> Brief: Identify the lines containing the word "补写出下列句子中的空缺部分". Copy each one.

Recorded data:
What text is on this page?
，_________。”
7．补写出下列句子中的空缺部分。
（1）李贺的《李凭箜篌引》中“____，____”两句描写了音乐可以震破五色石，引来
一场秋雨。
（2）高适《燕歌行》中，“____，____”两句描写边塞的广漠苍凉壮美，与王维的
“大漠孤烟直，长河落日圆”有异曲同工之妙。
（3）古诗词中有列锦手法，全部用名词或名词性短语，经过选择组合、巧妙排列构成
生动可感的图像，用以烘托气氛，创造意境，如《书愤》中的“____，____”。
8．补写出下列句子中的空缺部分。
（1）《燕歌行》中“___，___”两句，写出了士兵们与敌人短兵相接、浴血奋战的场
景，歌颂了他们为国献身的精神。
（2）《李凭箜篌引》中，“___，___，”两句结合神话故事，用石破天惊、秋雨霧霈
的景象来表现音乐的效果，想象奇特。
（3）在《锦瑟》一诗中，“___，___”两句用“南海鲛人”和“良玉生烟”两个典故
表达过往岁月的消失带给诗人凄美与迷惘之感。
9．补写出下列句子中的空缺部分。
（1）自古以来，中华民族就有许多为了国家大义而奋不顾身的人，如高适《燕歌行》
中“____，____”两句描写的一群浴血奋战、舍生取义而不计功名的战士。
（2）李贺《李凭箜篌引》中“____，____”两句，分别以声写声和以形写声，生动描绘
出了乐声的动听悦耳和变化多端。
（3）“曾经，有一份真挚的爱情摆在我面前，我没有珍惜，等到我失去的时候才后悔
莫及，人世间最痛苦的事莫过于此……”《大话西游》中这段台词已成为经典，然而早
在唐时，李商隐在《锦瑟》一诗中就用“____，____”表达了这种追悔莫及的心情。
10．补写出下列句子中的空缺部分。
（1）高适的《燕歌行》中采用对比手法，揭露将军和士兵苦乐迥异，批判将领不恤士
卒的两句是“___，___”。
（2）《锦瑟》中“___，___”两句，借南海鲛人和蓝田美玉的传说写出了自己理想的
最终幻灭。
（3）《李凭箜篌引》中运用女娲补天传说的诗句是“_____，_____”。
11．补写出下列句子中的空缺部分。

> Task output:
7．补写出下列句子中的空缺部分。
8．补写出下列句子中的空缺部分。
9．补写出下列句子中的空缺部分。
10．补写出下列句子中的空缺部分。
11．补写出下列句子中的空缺部分。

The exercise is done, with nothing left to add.